» **TASK TO COMPLETE**: Every line that contains the word "this" should be copied.

········

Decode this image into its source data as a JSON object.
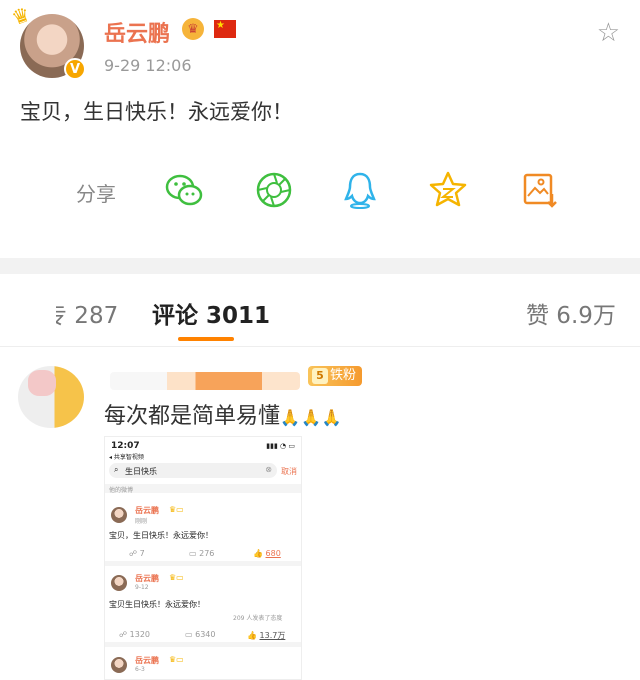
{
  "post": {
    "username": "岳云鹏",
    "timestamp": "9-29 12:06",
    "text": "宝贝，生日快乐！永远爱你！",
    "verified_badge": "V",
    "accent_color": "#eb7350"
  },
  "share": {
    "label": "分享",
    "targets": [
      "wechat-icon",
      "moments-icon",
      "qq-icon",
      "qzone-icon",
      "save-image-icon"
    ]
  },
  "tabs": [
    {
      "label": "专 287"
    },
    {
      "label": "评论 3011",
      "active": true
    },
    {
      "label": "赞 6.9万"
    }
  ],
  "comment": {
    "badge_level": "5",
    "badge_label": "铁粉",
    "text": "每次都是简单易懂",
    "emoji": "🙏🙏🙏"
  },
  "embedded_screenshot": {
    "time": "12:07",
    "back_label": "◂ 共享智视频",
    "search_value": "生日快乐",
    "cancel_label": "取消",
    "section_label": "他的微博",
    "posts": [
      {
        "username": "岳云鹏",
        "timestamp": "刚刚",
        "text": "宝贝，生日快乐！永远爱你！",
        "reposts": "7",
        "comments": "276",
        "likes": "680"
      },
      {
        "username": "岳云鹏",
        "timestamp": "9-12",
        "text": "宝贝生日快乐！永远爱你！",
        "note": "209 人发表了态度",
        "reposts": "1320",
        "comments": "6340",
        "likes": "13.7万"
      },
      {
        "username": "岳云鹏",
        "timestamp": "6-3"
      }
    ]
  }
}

········

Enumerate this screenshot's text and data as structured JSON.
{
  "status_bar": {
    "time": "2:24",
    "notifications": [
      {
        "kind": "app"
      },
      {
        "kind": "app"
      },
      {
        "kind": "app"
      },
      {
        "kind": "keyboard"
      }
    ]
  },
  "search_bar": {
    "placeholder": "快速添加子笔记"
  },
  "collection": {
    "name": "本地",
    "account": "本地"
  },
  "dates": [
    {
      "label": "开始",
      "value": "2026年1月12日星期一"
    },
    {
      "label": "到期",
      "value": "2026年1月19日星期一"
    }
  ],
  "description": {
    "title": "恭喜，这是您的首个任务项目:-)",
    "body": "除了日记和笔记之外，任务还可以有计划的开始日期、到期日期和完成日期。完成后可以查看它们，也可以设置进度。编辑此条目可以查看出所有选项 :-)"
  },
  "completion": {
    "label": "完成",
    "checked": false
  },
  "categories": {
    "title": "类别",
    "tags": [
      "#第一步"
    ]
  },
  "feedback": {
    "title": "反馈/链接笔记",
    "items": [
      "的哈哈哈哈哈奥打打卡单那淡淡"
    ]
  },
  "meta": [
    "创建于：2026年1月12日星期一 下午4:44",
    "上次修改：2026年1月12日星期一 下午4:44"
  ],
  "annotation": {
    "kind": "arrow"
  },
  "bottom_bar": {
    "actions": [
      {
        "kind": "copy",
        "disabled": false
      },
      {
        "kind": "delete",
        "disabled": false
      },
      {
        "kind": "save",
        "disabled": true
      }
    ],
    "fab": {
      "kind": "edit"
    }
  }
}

········

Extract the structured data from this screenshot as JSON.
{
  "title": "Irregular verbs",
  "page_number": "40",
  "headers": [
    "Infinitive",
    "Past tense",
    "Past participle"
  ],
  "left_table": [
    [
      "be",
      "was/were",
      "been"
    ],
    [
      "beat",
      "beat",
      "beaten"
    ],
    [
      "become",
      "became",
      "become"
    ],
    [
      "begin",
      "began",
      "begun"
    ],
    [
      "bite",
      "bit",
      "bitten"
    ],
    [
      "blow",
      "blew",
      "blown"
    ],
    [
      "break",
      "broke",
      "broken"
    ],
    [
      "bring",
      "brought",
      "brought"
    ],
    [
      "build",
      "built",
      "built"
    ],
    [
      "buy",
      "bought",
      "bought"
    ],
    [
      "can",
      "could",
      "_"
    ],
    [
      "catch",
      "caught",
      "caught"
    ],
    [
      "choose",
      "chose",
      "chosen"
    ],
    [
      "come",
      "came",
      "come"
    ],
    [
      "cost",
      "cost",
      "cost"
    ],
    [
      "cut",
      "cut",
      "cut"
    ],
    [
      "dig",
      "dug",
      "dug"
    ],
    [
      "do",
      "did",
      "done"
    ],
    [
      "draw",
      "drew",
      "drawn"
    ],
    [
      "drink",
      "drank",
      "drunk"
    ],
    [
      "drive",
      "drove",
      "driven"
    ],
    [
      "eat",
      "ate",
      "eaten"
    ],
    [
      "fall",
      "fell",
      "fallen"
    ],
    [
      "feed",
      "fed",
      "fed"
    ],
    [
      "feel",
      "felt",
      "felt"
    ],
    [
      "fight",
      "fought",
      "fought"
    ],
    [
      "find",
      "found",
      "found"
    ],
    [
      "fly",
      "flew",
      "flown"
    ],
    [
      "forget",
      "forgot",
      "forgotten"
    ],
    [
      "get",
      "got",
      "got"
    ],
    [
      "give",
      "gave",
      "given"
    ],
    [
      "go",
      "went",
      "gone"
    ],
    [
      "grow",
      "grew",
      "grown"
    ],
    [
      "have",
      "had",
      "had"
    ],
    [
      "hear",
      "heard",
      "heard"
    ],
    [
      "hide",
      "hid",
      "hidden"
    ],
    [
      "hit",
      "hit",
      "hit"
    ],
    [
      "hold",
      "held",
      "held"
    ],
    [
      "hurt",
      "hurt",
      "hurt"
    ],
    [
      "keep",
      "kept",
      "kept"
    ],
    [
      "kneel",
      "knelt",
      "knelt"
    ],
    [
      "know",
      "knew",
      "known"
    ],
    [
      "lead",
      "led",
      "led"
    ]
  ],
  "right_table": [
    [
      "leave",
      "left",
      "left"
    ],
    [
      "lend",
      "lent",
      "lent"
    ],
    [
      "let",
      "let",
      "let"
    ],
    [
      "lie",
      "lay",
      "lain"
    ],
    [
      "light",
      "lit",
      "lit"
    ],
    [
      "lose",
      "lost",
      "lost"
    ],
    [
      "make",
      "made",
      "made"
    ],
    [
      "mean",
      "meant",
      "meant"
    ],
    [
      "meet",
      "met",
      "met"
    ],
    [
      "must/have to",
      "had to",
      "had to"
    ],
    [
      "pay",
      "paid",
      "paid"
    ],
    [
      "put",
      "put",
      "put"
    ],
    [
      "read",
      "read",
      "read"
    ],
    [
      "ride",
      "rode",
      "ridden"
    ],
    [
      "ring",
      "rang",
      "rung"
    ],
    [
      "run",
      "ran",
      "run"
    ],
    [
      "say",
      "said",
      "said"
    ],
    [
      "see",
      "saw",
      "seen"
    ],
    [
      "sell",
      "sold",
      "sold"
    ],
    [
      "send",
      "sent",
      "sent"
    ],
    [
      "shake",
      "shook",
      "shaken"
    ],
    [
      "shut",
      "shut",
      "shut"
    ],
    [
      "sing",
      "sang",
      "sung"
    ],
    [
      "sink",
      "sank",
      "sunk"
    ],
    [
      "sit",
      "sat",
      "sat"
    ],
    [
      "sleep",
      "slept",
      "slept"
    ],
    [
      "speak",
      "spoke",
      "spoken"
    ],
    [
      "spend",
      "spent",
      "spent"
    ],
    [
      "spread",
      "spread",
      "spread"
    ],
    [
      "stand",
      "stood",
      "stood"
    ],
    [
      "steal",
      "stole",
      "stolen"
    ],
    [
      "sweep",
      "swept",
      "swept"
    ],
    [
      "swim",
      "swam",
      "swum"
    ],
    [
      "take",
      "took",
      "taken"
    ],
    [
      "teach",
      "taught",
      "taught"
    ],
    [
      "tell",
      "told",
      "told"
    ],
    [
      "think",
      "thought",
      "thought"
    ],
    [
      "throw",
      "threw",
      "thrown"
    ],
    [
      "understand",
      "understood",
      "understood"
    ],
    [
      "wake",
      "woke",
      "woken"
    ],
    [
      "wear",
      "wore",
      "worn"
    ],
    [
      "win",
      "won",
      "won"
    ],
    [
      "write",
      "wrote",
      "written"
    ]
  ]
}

········

» **EXPECTED ANSWER**:
Decode this image into its source data as a JSON object.
Enumerate this screenshot's text and data as structured JSON.
Extract the structured data from this screenshot as JSON.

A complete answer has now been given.